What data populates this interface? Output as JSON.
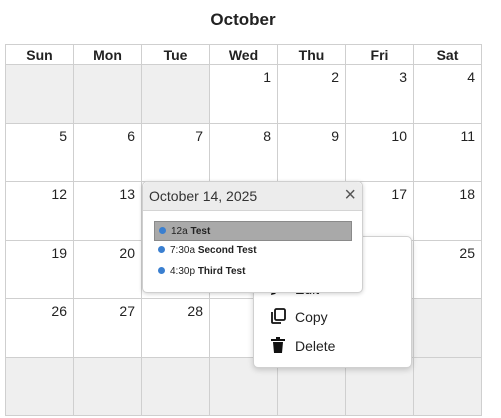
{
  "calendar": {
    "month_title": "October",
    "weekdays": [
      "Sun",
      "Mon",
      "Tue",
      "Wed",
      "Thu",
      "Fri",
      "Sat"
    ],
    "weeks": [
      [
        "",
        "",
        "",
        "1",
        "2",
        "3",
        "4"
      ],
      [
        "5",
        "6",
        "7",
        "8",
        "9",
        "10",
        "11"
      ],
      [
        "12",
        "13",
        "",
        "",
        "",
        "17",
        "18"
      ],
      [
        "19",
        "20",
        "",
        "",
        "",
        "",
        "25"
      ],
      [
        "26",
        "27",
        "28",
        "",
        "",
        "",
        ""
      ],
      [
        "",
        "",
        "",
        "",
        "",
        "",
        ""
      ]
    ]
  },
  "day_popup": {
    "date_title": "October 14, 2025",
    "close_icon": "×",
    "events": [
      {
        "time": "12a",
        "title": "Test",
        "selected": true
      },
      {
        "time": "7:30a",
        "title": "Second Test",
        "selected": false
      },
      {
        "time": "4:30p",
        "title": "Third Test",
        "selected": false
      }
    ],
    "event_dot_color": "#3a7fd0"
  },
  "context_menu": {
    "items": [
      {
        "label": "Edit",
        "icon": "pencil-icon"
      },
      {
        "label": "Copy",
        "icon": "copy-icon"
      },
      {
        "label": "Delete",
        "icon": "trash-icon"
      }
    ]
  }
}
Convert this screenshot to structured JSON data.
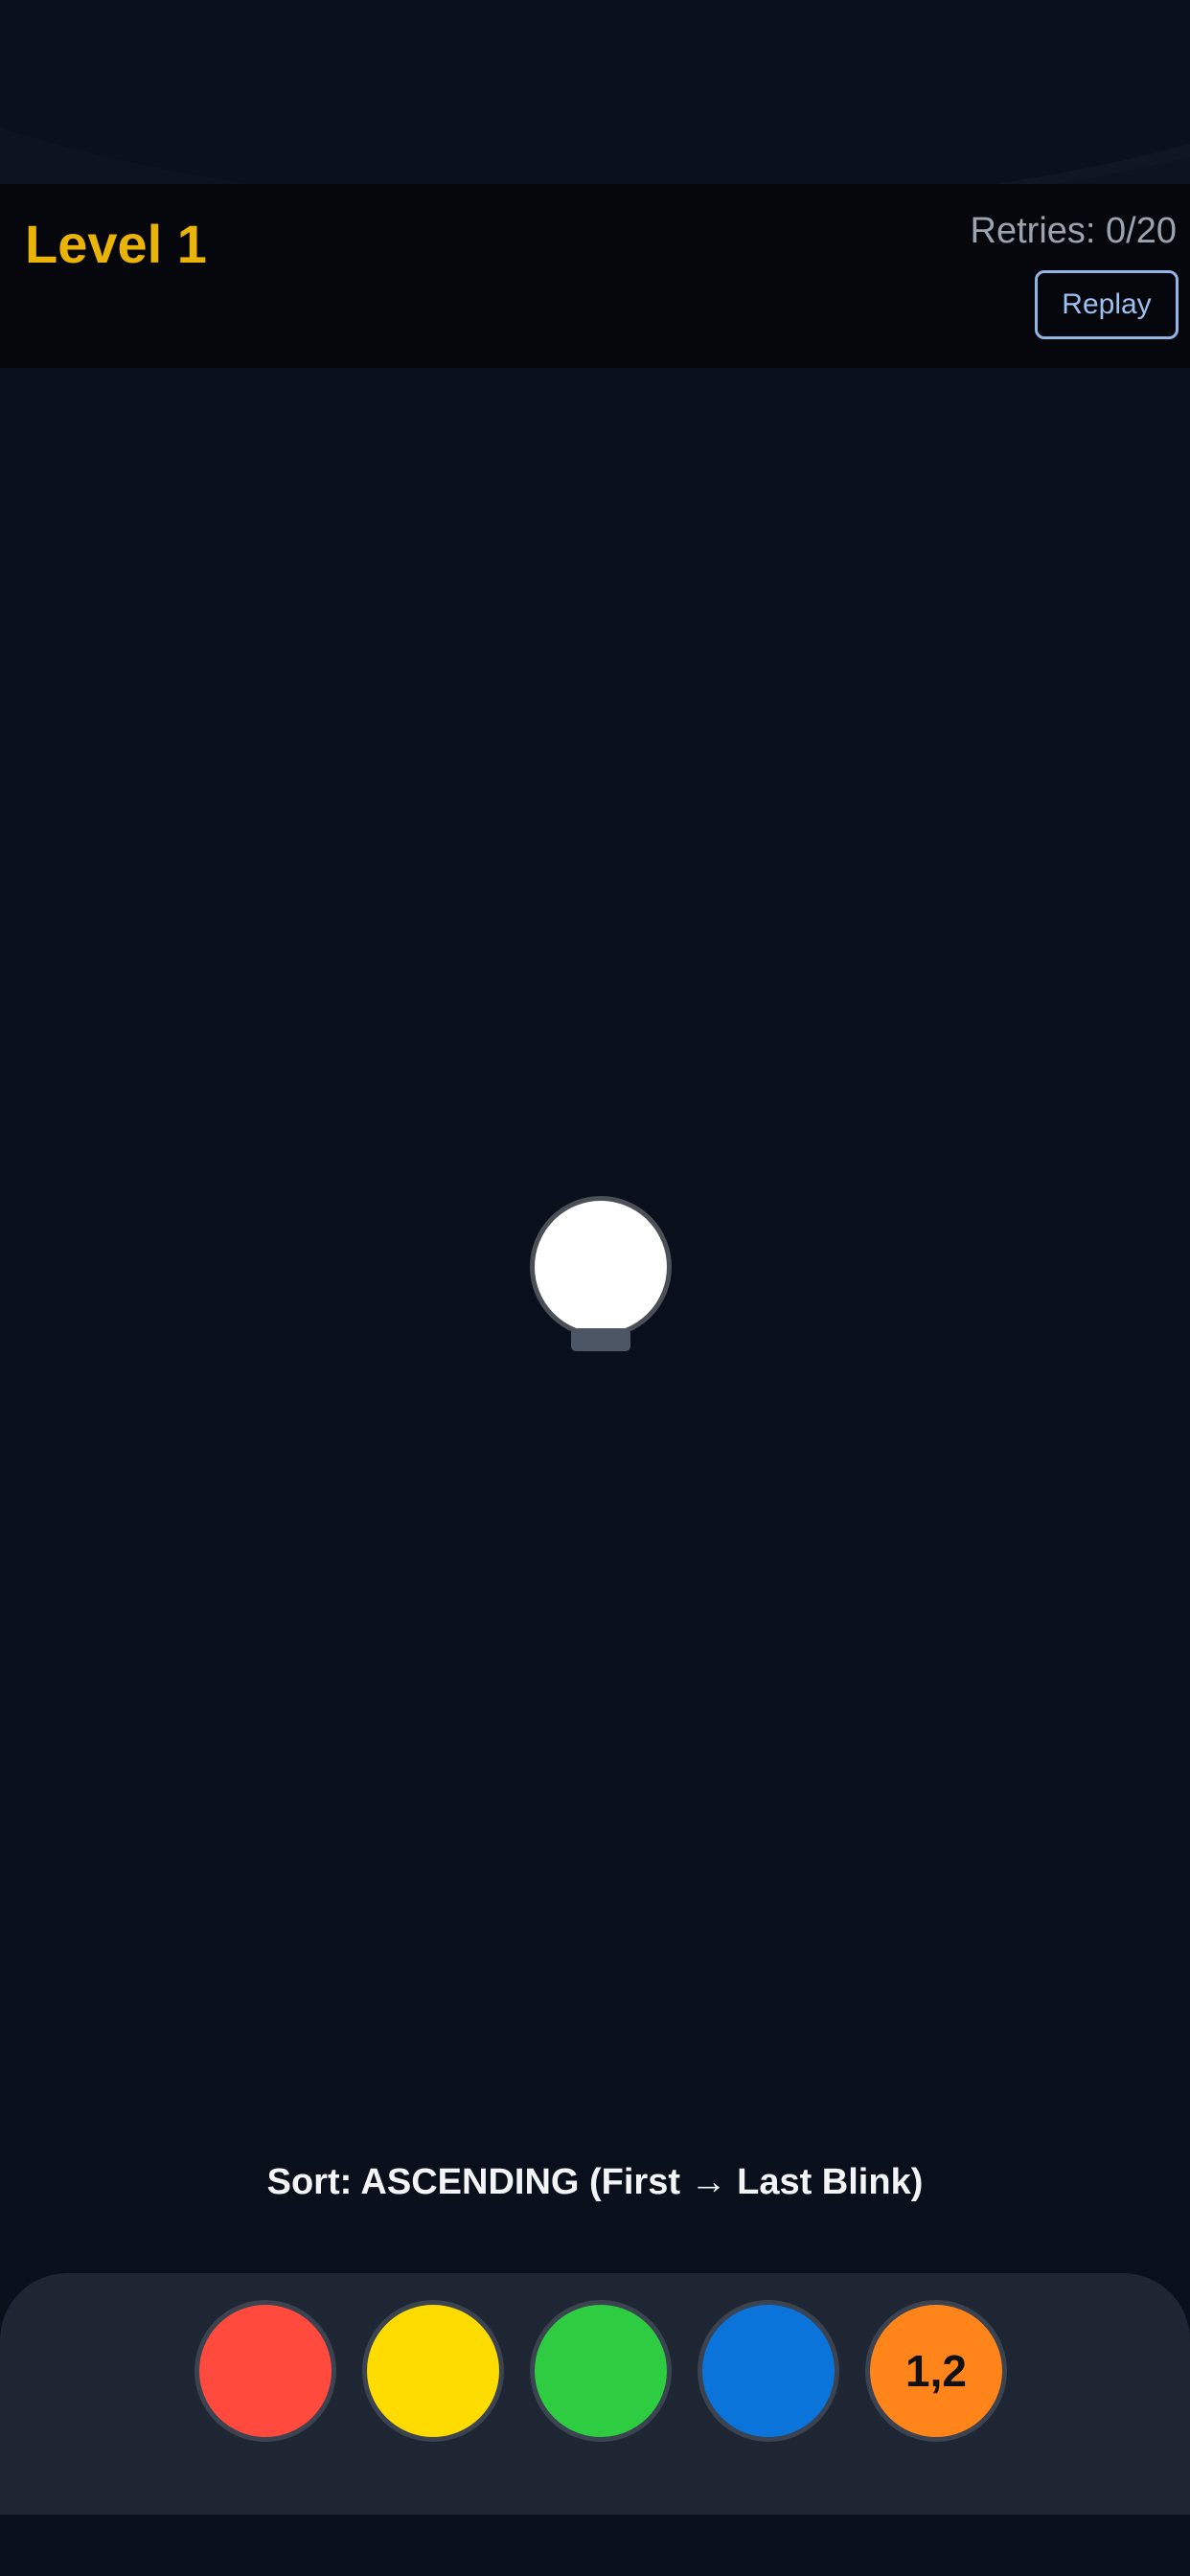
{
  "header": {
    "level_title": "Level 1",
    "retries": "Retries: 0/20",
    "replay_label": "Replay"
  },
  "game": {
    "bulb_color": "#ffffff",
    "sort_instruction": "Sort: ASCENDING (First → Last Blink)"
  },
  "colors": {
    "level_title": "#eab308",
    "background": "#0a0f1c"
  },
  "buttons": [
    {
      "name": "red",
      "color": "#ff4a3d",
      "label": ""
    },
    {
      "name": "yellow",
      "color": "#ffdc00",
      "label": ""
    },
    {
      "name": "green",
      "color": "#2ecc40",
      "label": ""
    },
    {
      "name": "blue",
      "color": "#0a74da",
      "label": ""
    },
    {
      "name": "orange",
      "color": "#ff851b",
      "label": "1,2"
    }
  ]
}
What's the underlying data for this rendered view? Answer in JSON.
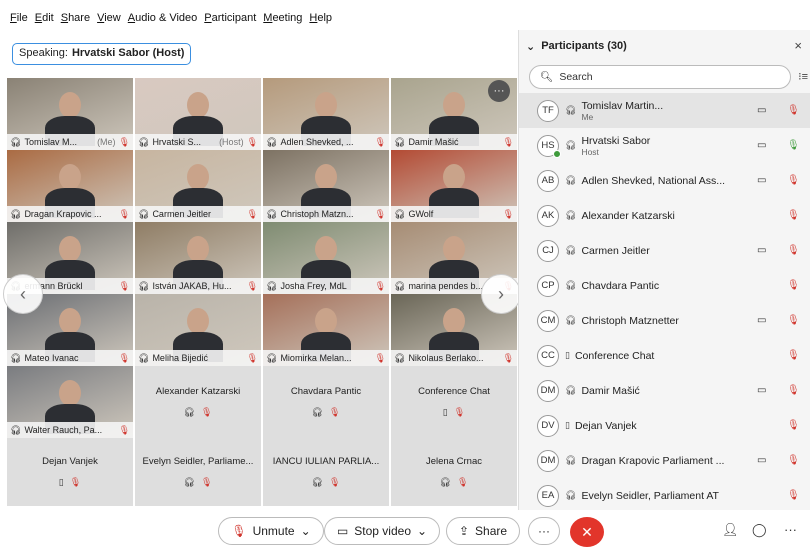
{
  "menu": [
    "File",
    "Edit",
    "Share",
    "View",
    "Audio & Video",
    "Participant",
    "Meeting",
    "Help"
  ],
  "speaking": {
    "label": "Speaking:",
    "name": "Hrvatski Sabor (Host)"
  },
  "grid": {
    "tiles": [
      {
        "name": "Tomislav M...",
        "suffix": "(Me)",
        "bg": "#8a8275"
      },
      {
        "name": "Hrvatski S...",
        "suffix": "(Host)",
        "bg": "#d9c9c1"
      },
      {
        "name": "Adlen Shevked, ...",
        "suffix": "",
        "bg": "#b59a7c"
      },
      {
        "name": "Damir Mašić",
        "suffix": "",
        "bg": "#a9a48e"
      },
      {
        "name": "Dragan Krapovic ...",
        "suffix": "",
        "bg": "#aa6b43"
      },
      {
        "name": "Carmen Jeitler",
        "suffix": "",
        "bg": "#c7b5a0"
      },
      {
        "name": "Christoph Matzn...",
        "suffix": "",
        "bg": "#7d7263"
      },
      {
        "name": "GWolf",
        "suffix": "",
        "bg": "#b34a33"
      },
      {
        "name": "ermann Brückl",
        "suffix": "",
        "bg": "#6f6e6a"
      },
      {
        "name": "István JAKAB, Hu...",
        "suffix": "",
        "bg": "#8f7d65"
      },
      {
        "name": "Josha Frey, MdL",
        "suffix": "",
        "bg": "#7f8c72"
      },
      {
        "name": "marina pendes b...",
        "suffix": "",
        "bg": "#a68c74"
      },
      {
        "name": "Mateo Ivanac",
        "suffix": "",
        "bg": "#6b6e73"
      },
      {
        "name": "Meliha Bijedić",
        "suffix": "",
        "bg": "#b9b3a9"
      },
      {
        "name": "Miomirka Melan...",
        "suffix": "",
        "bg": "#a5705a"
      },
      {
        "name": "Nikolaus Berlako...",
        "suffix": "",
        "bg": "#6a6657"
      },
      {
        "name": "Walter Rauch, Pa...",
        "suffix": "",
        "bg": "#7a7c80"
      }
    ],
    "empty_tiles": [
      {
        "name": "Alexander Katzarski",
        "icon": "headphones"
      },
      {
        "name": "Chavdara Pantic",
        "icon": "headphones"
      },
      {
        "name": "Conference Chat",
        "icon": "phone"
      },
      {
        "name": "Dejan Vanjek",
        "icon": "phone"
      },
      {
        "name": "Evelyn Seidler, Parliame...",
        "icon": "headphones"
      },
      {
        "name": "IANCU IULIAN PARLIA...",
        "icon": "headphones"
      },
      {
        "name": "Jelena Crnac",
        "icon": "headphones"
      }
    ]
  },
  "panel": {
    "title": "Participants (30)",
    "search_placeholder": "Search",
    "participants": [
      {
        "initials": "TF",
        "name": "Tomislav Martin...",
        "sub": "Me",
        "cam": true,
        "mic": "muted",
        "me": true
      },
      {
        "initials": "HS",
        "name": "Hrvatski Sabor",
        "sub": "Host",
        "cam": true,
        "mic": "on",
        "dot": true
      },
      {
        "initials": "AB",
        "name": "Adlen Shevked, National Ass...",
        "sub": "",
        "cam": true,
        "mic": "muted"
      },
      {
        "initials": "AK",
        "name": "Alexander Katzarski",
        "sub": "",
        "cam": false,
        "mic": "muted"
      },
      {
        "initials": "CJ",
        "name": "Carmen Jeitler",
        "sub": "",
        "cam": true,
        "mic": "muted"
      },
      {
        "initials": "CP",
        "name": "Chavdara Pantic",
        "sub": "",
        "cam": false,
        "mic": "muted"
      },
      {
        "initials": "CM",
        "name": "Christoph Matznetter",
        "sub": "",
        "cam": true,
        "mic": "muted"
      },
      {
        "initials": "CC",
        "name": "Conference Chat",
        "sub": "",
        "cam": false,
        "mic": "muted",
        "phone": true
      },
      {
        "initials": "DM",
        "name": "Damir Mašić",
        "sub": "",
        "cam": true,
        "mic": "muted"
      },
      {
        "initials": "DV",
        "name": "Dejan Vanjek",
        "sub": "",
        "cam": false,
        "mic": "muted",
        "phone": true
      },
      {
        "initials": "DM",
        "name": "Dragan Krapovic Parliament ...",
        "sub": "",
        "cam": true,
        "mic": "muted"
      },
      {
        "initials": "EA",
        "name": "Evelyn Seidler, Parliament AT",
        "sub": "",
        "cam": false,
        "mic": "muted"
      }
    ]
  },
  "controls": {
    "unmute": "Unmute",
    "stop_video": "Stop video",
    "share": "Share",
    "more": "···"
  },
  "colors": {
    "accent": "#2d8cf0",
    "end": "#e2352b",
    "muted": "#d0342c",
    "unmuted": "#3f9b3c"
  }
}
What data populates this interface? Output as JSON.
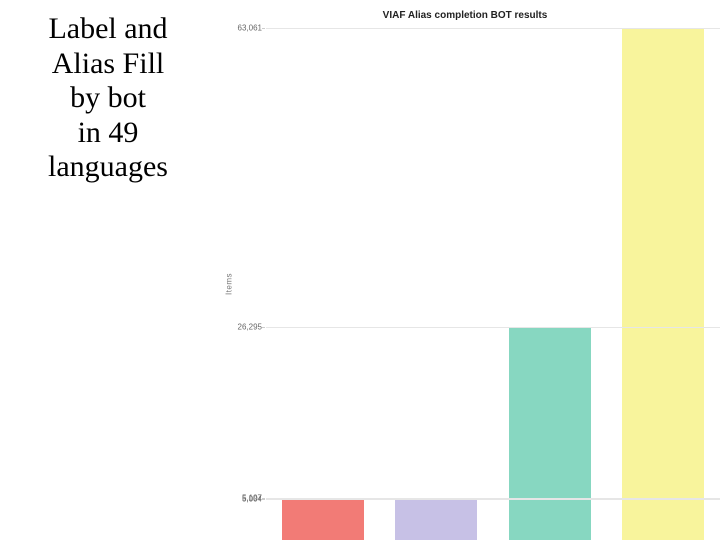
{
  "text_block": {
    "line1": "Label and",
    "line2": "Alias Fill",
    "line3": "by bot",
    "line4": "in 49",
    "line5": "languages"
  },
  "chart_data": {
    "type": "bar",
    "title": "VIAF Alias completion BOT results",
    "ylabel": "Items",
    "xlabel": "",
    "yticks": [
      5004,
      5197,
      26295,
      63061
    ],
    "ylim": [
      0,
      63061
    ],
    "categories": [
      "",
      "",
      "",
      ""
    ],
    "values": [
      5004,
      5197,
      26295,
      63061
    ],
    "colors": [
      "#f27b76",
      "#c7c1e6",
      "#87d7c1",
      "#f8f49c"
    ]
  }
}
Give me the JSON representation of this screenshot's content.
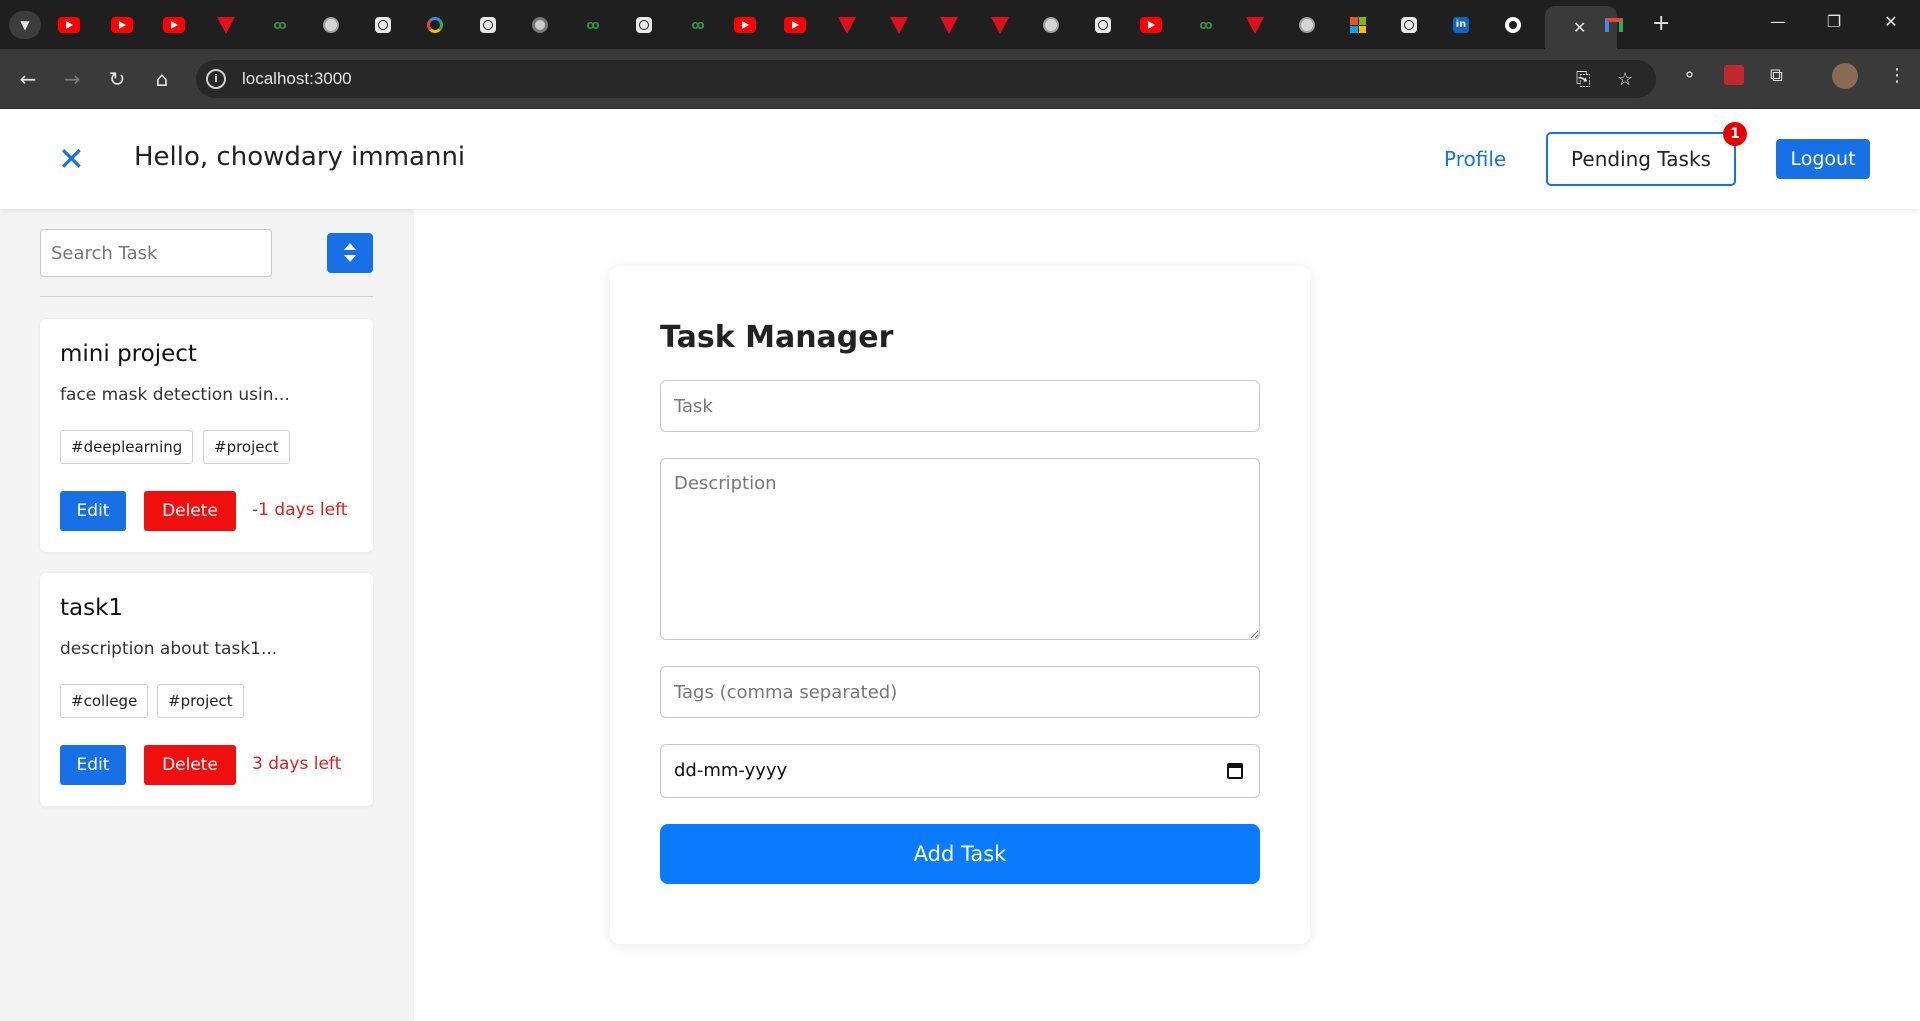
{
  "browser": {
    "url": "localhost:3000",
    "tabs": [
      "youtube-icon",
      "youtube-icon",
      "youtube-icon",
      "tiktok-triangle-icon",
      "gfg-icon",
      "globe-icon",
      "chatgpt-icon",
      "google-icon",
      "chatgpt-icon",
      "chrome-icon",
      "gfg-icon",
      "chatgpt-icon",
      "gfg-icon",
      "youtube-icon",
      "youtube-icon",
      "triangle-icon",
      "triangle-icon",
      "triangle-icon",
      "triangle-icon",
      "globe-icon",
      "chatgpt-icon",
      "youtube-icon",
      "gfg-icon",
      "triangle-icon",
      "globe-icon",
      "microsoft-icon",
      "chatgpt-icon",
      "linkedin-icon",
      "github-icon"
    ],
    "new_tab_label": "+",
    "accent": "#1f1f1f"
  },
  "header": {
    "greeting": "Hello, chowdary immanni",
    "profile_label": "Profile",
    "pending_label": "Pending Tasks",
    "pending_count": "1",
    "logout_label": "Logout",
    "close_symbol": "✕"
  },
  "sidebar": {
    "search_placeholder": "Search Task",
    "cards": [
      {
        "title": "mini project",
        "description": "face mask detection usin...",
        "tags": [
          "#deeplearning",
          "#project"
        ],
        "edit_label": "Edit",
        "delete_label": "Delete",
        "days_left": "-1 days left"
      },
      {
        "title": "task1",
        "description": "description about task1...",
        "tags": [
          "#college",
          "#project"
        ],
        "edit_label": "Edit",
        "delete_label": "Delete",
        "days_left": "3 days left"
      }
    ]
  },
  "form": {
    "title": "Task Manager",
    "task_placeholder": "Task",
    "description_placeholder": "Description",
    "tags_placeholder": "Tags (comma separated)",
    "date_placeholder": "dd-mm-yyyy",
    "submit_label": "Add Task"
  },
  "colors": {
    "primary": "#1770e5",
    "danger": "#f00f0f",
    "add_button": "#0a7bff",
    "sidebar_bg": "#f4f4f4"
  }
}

▸ **Instructions for the task**
Among the lines of the records above, count those holding the string "JSON", and report only the number.

▸ **The output**
5